▶ [Directive]:
Find the lines containing the word "College" and copy every one of them.

Items from a data source
>> Begin
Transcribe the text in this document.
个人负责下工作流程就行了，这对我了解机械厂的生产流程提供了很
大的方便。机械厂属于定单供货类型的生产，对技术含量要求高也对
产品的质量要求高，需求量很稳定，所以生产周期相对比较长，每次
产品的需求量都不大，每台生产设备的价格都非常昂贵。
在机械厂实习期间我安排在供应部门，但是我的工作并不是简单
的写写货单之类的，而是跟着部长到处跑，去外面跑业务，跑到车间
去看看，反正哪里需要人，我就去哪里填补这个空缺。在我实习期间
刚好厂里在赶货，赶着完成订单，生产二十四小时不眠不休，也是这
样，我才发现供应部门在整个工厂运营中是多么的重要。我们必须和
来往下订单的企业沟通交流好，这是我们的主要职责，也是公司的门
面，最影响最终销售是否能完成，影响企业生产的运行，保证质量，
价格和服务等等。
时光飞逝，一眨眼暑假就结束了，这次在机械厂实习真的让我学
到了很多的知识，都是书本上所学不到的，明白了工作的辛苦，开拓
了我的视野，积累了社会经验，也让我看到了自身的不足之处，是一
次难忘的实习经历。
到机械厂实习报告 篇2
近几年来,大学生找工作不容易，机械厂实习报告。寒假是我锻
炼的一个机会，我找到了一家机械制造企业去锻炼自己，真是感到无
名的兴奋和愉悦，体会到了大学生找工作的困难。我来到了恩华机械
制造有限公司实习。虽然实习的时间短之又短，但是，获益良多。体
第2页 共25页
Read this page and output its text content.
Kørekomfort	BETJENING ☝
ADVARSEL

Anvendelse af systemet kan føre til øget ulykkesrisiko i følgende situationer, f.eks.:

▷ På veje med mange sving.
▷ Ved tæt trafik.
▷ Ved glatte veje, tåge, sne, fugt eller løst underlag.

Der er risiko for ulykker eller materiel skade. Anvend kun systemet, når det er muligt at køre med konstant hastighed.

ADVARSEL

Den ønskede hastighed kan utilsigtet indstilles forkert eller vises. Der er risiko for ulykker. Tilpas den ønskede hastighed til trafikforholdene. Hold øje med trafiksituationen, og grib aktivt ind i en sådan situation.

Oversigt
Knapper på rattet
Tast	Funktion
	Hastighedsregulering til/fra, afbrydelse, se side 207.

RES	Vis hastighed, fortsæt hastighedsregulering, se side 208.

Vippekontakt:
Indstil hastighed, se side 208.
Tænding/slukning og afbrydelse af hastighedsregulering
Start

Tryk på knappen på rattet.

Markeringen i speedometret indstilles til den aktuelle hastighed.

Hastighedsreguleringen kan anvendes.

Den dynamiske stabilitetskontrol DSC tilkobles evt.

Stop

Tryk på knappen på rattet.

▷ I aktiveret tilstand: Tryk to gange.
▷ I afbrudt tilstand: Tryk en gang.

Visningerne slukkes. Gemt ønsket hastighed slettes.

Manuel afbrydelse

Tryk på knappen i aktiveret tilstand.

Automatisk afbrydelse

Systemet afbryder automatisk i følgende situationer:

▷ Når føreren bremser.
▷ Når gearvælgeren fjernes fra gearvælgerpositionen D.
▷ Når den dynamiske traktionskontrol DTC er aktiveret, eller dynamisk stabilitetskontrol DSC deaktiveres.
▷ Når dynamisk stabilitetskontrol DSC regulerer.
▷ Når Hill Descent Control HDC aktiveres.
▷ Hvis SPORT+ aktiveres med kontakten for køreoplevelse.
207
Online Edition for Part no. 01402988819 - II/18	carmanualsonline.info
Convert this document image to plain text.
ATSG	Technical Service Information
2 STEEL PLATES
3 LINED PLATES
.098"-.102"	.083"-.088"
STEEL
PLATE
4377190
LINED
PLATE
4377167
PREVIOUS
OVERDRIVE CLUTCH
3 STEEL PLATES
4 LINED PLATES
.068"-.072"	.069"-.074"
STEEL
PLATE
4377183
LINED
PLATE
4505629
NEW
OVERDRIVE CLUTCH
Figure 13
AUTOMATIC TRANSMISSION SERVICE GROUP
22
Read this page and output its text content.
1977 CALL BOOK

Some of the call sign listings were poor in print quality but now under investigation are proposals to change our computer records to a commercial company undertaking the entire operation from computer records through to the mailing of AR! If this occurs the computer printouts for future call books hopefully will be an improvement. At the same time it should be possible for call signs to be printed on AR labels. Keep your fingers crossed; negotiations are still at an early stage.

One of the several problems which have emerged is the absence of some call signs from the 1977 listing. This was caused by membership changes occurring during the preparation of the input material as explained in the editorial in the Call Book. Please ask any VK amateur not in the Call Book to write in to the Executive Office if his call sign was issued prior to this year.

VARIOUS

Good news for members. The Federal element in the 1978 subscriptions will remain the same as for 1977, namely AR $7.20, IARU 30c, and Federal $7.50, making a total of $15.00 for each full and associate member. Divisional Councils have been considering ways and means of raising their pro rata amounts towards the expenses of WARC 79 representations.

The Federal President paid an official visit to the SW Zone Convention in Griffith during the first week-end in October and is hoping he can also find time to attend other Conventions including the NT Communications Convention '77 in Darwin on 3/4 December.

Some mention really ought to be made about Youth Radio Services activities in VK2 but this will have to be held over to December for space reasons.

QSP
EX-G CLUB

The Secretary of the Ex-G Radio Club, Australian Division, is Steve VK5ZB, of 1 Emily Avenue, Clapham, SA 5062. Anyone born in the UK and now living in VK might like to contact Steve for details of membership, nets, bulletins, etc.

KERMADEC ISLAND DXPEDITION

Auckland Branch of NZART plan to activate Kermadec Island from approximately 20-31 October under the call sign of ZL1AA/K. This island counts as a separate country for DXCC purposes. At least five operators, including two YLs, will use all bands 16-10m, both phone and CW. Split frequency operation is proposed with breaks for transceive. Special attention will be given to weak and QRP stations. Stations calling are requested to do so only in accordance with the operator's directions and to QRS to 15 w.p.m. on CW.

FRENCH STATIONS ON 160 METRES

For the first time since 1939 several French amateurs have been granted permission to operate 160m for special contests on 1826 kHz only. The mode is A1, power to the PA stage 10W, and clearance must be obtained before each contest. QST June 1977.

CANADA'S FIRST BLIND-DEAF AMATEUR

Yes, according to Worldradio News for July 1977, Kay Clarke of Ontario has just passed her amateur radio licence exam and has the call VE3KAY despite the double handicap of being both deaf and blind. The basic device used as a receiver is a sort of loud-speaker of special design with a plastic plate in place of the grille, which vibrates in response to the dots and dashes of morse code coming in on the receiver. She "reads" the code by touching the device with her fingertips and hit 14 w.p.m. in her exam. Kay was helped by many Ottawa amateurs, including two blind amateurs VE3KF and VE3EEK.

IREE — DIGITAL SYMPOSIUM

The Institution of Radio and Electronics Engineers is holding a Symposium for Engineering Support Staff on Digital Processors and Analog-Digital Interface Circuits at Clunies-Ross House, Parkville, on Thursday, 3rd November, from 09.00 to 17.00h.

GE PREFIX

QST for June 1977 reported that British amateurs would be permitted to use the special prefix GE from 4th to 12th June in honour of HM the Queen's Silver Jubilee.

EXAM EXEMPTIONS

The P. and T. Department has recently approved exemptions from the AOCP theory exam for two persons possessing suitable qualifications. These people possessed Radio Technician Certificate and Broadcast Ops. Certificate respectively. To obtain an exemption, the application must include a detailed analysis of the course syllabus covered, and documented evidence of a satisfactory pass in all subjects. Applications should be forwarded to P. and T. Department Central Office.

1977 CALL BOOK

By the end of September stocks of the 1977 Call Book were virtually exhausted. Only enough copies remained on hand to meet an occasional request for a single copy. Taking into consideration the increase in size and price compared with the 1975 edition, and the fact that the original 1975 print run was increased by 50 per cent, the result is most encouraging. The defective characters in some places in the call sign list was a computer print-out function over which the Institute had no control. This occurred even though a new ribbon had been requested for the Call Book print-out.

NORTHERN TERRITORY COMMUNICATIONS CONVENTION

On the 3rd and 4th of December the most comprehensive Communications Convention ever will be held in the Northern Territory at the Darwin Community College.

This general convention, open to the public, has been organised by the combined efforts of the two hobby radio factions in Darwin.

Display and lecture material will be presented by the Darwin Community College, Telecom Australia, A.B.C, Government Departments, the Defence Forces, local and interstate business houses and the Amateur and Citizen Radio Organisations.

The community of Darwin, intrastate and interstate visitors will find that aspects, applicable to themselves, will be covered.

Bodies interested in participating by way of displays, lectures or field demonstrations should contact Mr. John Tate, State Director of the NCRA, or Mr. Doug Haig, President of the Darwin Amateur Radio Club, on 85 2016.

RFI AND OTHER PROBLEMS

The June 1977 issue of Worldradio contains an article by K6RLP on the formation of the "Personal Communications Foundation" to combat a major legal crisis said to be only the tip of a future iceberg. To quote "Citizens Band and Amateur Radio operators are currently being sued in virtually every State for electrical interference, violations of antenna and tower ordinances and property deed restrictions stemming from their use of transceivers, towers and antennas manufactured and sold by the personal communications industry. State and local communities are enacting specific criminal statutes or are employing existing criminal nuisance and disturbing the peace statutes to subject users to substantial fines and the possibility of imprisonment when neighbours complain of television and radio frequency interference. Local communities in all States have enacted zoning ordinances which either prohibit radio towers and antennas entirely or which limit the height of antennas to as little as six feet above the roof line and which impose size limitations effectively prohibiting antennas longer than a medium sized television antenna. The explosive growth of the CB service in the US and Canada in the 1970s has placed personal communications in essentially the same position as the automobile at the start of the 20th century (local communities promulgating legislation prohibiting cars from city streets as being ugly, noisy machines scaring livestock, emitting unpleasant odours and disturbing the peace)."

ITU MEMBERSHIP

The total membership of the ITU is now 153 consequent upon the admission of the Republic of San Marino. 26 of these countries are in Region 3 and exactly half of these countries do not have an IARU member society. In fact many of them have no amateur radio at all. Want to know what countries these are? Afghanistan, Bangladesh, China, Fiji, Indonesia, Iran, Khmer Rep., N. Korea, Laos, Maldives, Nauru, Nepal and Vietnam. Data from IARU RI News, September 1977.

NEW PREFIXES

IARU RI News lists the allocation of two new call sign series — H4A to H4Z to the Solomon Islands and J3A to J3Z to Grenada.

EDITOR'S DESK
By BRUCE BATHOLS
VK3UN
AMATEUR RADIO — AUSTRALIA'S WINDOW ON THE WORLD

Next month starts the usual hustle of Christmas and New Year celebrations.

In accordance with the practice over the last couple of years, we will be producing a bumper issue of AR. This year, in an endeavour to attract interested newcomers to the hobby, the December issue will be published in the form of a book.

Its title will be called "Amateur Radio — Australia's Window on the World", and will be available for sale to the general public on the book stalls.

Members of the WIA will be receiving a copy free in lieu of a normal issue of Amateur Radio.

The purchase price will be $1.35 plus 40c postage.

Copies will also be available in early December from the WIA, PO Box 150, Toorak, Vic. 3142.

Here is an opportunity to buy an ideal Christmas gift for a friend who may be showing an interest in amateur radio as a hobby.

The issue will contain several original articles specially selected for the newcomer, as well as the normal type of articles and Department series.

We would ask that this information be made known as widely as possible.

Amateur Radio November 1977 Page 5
>> End
▶ [Response]:
On the 3rd and 4th of December the most comprehensive Communications Convention ever will be held in the Northern Territory at the Darwin Community College.
Display and lecture material will be presented by the Darwin Community College, Telecom Australia, A.B.C, Government Departments, the Defence Forces, local and interstate business houses and the Amateur and Citizen Radio Organisations.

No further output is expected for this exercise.